Give every entry again, word for word and in full.

-- begin Provided information --

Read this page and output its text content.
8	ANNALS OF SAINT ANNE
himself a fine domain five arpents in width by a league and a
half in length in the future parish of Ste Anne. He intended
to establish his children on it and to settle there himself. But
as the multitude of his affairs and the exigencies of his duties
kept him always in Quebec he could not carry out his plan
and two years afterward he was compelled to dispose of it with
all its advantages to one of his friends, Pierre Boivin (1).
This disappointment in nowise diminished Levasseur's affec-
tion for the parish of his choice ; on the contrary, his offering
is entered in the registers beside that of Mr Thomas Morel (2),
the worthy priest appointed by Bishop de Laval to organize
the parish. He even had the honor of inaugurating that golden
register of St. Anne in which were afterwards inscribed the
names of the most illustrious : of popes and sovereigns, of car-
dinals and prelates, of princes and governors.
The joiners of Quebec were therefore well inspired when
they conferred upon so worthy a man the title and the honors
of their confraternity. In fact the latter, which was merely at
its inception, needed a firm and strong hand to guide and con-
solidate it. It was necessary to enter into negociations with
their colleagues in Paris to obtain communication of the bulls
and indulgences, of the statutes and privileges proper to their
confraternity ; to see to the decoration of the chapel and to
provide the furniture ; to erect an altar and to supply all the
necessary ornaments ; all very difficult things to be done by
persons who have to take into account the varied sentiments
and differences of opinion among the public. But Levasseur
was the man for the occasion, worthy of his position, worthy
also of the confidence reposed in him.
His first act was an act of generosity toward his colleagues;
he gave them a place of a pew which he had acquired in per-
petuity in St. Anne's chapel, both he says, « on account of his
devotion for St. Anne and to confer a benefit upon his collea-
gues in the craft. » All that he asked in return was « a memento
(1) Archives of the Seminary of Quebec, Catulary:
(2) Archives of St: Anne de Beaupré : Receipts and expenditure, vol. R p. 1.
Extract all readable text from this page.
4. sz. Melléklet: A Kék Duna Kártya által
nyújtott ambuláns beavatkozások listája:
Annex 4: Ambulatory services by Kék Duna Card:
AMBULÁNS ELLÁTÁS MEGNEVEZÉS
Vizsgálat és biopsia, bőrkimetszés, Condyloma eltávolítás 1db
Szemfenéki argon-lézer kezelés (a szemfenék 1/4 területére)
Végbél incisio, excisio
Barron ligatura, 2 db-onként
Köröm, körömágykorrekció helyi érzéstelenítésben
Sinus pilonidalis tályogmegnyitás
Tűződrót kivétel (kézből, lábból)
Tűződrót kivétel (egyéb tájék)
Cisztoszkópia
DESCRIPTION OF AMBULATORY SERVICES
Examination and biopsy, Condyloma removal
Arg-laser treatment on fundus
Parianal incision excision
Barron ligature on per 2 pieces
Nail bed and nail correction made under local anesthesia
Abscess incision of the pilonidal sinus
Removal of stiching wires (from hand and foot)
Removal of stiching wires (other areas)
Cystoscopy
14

-- end Provided information --

§ **Solution to the problem**:
Read this page and output its text content.
8	ANNALS OF SAINT ANNE
himself a fine domain five arpents in width by a league and a
half in length in the future parish of Ste Anne. He intended
to establish his children on it and to settle there himself. But
as the multitude of his affairs and the exigencies of his duties
kept him always in Quebec he could not carry out his plan
and two years afterward he was compelled to dispose of it with
all its advantages to one of his friends, Pierre Boivin (1).
This disappointment in nowise diminished Levasseur's affec-
tion for the parish of his choice ; on the contrary, his offering
is entered in the registers beside that of Mr Thomas Morel (2),
the worthy priest appointed by Bishop de Laval to organize
the parish. He even had the honor of inaugurating that golden
register of St. Anne in which were afterwards inscribed the
names of the most illustrious : of popes and sovereigns, of car-
dinals and prelates, of princes and governors.
The joiners of Quebec were therefore well inspired when
they conferred upon so worthy a man the title and the honors
of their confraternity. In fact the latter, which was merely at
its inception, needed a firm and strong hand to guide and con-
solidate it. It was necessary to enter into negociations with
their colleagues in Paris to obtain communication of the bulls
and indulgences, of the statutes and privileges proper to their
confraternity ; to see to the decoration of the chapel and to
provide the furniture ; to erect an altar and to supply all the
necessary ornaments ; all very difficult things to be done by
persons who have to take into account the varied sentiments
and differences of opinion among the public. But Levasseur
was the man for the occasion, worthy of his position, worthy
also of the confidence reposed in him.
His first act was an act of generosity toward his colleagues;
he gave them a place of a pew which he had acquired in per-
petuity in St. Anne's chapel, both he says, « on account of his
devotion for St. Anne and to confer a benefit upon his collea-
gues in the craft. » All that he asked in return was « a memento
(1) Archives of the Seminary of Quebec, Catulary:
(2) Archives of St: Anne de Beaupré : Receipts and expenditure, vol. R p. 1.
Extract all readable text from this page.
4. sz. Melléklet: A Kék Duna Kártya által
nyújtott ambuláns beavatkozások listája:
Annex 4: Ambulatory services by Kék Duna Card:
AMBULÁNS ELLÁTÁS MEGNEVEZÉS
Vizsgálat és biopsia, bőrkimetszés, Condyloma eltávolítás 1db
Szemfenéki argon-lézer kezelés (a szemfenék 1/4 területére)
Végbél incisio, excisio
Barron ligatura, 2 db-onként
Köröm, körömágykorrekció helyi érzéstelenítésben
Sinus pilonidalis tályogmegnyitás
Tűződrót kivétel (kézből, lábból)
Tűződrót kivétel (egyéb tájék)
Cisztoszkópia
DESCRIPTION OF AMBULATORY SERVICES
Examination and biopsy, Condyloma removal
Arg-laser treatment on fundus
Parianal incision excision
Barron ligature on per 2 pieces
Nail bed and nail correction made under local anesthesia
Abscess incision of the pilonidal sinus
Removal of stiching wires (from hand and foot)
Removal of stiching wires (other areas)
Cystoscopy
14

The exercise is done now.